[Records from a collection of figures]
· · · · · · ·

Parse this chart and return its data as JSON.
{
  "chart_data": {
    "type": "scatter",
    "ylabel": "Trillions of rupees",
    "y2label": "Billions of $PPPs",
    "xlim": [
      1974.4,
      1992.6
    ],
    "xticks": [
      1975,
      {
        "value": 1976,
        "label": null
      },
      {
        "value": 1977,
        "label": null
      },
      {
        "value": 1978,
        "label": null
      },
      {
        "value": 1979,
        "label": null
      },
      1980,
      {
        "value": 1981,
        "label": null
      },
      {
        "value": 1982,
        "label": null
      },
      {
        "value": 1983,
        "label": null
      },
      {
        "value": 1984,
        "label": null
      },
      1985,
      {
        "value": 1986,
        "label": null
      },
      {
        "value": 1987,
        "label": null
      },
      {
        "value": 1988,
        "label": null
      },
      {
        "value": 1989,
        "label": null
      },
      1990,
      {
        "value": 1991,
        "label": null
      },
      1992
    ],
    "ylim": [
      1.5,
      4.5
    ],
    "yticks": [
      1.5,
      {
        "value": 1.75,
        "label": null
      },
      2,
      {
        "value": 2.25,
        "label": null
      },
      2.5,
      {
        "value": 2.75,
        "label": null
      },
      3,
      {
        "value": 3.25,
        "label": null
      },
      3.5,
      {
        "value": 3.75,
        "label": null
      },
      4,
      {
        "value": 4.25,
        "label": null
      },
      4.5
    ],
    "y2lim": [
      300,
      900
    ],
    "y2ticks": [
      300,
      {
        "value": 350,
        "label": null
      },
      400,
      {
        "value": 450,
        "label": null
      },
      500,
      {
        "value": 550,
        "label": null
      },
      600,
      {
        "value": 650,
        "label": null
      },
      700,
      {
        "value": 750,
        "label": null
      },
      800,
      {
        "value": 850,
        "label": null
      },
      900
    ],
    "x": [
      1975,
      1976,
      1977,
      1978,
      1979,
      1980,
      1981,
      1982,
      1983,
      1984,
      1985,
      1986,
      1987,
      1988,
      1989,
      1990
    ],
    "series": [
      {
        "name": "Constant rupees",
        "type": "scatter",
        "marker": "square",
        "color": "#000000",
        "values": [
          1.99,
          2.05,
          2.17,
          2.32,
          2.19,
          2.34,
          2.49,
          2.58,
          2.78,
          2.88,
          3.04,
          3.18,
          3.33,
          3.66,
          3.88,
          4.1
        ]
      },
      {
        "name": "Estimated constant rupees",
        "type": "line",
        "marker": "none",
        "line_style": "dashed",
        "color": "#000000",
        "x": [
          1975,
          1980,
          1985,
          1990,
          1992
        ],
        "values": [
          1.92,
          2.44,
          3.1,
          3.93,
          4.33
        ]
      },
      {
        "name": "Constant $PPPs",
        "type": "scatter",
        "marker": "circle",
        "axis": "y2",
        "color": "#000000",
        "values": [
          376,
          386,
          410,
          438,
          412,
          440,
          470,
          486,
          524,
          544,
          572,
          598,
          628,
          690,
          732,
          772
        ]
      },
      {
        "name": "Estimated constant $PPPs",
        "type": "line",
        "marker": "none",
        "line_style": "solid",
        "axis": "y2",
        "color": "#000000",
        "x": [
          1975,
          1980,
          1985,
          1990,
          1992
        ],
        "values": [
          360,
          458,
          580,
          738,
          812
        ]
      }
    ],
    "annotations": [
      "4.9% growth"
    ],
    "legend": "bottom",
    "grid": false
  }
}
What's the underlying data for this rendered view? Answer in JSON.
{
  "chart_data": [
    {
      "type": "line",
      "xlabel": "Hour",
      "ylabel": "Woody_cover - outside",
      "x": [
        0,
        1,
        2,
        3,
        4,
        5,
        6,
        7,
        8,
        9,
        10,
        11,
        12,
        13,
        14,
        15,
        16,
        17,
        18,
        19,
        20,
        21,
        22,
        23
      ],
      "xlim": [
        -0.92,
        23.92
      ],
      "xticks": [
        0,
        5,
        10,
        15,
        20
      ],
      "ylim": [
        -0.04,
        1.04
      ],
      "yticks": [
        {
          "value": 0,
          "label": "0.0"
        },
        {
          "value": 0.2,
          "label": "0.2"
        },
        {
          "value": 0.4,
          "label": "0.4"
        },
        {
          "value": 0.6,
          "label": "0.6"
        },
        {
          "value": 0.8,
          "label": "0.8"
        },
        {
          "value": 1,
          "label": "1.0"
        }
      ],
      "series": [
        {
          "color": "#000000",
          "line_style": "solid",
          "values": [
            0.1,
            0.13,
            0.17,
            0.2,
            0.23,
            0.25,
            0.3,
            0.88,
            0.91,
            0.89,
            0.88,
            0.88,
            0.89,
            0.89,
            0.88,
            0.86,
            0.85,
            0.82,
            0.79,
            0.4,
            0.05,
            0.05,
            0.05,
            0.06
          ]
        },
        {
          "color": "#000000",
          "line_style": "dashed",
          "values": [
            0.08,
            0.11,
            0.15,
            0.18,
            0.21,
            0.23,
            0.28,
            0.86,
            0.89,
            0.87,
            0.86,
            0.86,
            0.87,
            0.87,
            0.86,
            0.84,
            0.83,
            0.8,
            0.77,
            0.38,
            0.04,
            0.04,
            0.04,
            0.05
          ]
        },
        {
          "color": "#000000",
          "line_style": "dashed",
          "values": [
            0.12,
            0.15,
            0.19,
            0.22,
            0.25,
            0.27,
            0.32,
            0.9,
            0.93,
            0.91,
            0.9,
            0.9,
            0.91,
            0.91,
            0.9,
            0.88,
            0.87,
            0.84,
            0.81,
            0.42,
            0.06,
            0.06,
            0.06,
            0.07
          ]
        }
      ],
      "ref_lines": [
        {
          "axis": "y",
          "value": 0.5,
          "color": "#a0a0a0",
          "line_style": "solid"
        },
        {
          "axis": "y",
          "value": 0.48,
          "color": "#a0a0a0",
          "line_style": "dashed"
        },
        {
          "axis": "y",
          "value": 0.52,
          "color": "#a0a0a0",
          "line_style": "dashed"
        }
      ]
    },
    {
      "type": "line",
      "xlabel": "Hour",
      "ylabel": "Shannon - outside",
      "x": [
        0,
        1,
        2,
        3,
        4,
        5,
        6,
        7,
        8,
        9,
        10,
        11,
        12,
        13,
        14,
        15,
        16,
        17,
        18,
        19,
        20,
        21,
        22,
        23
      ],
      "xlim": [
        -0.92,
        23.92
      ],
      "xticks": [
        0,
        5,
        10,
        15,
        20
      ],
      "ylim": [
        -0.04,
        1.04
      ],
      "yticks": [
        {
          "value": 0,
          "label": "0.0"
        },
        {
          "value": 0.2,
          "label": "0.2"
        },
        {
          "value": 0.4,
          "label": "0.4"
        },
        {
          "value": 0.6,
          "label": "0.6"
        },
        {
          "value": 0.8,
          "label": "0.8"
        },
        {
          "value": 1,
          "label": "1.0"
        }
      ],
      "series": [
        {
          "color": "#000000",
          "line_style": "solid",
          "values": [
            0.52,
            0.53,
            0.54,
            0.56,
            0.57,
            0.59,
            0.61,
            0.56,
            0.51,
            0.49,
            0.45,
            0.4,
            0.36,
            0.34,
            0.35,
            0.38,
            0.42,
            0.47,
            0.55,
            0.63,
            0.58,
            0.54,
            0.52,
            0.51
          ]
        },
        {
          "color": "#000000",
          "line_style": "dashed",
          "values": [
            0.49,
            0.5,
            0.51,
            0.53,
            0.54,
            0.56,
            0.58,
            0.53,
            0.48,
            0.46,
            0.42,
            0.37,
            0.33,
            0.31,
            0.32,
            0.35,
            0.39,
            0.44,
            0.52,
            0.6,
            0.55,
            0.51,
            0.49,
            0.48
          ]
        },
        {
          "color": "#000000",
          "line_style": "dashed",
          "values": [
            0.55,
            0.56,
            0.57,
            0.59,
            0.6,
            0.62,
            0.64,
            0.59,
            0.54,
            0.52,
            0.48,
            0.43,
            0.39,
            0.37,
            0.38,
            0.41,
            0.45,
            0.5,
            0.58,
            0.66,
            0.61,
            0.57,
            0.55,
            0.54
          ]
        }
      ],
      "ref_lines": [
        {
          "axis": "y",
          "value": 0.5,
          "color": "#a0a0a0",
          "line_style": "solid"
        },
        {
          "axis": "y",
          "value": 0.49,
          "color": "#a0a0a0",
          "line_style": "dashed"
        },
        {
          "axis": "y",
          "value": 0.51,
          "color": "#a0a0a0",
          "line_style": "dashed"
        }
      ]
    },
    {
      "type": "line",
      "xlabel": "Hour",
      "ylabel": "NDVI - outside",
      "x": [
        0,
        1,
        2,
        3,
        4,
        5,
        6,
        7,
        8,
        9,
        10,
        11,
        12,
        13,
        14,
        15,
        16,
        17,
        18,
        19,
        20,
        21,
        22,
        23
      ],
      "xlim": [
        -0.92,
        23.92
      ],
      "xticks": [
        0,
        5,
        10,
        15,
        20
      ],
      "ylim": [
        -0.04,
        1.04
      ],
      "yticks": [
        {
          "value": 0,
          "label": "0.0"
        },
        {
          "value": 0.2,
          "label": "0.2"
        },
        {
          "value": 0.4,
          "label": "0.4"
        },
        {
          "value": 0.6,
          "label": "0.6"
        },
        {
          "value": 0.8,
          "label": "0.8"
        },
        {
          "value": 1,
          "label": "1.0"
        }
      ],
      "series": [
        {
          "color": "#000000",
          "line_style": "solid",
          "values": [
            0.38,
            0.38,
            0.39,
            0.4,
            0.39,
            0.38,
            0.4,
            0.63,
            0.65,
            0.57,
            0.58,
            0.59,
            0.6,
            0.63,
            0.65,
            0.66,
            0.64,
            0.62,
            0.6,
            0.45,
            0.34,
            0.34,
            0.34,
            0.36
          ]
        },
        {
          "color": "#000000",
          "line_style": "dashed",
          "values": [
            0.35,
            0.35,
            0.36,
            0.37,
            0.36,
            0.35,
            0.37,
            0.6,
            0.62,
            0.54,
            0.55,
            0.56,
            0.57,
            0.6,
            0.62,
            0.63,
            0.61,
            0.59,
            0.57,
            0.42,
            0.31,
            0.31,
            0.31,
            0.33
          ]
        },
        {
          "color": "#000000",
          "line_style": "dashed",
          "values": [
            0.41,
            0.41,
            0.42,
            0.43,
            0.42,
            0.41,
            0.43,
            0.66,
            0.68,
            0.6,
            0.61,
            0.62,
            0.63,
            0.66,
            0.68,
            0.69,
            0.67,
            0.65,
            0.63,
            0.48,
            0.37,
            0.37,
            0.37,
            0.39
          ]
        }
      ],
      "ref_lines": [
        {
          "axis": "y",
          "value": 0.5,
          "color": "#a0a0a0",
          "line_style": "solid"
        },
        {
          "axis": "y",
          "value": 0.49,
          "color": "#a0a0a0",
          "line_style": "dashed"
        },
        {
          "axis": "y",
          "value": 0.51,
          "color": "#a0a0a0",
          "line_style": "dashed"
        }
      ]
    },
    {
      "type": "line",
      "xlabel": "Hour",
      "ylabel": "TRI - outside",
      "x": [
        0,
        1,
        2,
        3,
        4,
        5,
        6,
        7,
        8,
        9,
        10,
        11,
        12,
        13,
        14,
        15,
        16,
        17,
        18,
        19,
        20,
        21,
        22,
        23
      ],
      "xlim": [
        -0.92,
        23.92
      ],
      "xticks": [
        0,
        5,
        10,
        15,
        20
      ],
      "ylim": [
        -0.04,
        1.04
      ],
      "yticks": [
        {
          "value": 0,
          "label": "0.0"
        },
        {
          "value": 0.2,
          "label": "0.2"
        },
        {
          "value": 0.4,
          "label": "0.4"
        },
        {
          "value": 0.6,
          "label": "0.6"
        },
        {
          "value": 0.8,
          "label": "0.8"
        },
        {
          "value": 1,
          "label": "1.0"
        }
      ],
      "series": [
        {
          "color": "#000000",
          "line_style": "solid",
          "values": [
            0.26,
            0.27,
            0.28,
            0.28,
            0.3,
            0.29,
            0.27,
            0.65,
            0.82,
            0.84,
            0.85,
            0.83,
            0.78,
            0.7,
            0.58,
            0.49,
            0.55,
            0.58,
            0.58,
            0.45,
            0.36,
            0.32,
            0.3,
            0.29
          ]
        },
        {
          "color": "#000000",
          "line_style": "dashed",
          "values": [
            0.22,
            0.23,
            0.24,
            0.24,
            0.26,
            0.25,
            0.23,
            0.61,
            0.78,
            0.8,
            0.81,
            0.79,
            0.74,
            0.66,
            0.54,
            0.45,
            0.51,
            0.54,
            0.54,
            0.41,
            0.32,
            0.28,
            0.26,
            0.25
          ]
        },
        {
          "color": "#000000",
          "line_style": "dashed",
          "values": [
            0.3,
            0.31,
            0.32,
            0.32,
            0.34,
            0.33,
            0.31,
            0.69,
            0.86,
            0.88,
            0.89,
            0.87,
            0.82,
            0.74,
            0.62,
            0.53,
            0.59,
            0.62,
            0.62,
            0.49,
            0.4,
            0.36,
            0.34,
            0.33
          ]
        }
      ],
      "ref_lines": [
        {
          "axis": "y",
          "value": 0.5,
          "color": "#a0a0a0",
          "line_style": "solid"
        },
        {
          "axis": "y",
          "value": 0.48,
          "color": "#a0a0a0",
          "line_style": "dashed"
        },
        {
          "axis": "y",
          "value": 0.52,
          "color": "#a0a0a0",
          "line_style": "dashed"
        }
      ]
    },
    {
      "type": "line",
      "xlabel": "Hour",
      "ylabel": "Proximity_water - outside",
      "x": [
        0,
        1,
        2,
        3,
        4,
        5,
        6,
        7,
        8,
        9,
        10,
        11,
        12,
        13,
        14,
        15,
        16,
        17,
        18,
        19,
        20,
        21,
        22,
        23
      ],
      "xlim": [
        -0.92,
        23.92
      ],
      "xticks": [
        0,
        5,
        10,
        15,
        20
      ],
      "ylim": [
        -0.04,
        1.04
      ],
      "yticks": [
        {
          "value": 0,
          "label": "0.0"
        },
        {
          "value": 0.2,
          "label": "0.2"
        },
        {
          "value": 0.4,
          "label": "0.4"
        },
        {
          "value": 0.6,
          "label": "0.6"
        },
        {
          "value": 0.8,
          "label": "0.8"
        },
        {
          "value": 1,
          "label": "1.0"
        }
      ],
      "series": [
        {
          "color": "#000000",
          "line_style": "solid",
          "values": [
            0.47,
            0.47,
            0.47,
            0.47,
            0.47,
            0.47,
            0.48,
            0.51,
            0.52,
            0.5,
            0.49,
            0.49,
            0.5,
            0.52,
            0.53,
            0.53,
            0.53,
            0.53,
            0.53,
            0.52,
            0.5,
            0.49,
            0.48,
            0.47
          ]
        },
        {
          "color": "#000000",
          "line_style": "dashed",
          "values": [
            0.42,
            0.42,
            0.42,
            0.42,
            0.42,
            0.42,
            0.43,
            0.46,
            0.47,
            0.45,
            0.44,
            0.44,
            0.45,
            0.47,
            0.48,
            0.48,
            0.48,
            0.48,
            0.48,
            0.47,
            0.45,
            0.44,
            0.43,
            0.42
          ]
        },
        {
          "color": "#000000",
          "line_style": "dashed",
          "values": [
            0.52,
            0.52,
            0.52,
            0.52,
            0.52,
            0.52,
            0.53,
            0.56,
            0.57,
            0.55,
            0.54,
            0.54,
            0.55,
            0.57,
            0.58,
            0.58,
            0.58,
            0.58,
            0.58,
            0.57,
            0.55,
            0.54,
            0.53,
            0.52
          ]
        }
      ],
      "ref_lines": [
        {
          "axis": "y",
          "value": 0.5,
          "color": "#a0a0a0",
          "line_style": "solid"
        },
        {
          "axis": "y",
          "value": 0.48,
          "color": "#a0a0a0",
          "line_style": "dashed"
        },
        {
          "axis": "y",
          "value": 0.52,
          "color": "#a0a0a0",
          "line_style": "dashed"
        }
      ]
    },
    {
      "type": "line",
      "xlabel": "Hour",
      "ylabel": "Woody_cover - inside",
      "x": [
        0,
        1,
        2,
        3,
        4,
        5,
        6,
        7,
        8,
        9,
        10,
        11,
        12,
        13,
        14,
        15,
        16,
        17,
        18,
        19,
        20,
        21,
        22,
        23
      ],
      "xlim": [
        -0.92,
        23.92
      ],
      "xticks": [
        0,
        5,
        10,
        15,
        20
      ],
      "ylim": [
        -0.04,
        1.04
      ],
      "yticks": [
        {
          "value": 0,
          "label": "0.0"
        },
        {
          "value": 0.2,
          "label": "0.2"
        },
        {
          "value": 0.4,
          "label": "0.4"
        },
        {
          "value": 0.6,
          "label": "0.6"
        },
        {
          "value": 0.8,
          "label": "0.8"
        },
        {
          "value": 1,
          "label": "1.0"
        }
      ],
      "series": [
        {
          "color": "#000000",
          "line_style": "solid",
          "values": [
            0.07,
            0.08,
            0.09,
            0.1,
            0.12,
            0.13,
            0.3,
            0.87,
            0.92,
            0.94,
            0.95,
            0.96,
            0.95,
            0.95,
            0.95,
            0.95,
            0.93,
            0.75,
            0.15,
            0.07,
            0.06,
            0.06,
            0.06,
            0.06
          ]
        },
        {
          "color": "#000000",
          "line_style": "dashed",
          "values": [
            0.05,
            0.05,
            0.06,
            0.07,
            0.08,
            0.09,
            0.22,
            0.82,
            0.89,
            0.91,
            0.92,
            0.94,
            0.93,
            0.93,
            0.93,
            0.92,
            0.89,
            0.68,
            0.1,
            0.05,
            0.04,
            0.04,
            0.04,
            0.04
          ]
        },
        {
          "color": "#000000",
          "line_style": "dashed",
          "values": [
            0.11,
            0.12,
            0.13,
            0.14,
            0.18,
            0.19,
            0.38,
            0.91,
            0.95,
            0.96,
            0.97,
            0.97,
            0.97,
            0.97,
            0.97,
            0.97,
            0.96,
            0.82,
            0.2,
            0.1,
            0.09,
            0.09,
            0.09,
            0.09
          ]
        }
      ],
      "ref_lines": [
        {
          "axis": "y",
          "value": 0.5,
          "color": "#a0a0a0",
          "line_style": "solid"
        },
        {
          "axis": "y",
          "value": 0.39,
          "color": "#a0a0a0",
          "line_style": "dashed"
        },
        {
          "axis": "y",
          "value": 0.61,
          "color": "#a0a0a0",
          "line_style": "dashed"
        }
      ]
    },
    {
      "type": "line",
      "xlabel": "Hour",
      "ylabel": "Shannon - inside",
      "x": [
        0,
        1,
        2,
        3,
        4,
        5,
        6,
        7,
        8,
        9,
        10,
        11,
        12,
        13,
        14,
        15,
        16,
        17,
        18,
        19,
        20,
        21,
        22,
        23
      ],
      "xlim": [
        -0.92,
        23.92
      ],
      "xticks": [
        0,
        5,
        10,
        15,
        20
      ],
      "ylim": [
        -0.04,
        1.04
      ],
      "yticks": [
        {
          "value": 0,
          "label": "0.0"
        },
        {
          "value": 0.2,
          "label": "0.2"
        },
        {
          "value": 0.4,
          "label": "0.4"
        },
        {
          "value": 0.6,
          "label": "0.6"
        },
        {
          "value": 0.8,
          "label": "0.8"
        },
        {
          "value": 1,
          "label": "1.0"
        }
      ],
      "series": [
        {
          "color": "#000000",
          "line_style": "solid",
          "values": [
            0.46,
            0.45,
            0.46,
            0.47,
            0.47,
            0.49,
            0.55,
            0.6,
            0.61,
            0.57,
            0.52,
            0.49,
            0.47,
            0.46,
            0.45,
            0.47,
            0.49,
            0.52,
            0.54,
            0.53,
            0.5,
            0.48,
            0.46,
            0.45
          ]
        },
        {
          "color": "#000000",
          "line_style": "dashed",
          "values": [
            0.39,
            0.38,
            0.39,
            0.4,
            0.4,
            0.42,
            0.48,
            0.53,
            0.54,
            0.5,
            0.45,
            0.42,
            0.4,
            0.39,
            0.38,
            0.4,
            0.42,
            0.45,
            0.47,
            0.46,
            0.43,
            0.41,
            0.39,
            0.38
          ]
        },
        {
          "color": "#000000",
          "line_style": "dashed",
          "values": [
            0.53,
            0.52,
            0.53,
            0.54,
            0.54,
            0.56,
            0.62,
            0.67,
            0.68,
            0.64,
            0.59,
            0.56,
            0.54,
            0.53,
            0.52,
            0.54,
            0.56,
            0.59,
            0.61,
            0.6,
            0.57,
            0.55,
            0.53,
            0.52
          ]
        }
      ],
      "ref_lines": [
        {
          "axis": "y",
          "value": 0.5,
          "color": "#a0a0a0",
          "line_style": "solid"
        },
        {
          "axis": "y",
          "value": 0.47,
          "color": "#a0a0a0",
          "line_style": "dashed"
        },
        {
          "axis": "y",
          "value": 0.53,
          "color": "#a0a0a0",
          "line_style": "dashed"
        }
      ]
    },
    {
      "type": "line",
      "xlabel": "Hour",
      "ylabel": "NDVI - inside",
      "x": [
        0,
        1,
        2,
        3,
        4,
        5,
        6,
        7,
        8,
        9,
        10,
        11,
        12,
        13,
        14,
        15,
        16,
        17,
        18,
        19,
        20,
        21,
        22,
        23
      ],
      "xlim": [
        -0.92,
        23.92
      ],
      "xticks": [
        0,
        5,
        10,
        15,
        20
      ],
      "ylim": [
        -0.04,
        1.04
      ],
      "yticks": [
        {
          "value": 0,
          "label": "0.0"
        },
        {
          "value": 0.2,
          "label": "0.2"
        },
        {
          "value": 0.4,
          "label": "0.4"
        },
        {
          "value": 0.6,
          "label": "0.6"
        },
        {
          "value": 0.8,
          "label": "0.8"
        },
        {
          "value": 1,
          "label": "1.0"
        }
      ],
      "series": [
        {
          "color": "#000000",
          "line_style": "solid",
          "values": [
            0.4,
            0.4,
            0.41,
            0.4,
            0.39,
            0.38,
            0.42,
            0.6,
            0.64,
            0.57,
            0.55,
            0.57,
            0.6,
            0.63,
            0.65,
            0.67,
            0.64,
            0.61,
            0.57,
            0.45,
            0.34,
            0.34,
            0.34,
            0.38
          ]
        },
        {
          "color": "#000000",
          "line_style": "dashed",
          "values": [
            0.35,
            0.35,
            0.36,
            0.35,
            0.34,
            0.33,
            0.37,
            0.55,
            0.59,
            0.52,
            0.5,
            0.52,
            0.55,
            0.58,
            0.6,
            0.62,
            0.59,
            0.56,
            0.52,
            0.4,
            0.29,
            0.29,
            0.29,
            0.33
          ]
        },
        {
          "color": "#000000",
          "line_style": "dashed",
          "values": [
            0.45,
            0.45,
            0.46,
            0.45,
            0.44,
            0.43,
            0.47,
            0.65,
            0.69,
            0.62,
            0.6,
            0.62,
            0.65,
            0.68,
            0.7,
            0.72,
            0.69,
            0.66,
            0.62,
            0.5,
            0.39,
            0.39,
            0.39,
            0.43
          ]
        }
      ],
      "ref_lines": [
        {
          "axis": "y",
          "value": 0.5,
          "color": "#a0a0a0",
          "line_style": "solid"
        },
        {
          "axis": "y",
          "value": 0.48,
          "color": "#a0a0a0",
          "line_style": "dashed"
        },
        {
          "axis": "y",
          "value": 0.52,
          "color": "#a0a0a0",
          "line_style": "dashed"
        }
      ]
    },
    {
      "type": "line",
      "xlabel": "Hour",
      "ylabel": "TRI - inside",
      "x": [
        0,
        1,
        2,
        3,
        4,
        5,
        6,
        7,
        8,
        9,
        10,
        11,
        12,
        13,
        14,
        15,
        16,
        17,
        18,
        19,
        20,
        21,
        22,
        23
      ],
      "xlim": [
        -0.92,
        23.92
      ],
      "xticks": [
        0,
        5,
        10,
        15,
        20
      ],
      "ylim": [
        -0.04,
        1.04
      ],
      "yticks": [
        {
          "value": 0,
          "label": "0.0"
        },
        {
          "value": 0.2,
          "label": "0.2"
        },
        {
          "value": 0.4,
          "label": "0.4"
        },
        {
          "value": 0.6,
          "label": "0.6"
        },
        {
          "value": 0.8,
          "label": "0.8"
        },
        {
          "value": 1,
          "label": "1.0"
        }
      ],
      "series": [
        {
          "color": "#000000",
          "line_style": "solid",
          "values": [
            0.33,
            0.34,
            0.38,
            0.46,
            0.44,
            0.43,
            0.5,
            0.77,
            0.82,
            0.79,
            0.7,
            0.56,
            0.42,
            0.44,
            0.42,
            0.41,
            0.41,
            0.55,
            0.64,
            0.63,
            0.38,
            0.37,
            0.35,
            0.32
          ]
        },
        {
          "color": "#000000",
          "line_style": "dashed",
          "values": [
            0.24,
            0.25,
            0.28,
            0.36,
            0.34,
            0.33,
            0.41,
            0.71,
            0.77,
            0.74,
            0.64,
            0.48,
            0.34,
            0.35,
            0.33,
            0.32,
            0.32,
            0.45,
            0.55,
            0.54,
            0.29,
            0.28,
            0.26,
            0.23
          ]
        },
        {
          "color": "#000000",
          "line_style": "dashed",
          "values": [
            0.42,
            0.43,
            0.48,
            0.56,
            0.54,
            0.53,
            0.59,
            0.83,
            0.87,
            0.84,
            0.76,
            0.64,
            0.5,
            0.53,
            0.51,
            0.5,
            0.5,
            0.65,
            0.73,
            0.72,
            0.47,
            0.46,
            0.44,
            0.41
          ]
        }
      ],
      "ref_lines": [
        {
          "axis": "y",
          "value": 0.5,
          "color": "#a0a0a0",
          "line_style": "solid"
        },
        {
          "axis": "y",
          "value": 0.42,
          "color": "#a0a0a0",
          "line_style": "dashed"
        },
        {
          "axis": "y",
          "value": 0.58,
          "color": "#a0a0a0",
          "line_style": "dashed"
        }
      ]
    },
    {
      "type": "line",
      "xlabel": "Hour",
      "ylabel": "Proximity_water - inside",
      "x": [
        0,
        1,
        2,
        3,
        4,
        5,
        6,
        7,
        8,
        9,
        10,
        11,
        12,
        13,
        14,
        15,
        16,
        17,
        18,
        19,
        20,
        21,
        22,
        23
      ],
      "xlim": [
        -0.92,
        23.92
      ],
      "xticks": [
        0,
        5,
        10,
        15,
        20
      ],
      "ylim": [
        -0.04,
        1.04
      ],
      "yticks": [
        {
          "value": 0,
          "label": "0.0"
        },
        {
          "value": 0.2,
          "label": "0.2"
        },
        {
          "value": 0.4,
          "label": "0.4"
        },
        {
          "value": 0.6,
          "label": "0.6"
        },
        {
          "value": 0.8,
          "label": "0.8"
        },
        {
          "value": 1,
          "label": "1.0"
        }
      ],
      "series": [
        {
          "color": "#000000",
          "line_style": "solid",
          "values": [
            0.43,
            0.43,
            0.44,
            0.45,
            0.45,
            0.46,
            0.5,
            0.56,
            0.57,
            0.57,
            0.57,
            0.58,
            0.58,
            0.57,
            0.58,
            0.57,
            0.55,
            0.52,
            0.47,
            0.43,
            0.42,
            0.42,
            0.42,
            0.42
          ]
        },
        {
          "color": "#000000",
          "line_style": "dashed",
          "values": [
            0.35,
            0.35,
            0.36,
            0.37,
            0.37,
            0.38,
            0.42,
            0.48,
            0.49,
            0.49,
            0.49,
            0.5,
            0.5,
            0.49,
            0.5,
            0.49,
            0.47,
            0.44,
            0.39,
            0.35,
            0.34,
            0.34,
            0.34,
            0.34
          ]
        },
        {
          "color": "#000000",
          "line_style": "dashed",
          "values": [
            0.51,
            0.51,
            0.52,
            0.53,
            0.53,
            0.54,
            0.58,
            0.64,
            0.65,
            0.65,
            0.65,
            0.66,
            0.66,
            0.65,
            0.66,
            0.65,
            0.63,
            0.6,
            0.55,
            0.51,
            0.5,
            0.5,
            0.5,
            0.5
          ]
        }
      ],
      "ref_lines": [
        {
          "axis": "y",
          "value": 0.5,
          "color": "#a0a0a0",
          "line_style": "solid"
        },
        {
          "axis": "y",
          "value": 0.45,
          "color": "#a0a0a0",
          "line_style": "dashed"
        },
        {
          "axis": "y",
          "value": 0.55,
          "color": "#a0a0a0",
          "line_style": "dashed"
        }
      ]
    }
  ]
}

· · · · · · ·

● **What needs to be done**:
Your task is to pick out every line with the string "Estimated" and copy it.

● **Solution to this task**:
        "name": "Estimated constant rupees",
        "name": "Estimated constant $PPPs",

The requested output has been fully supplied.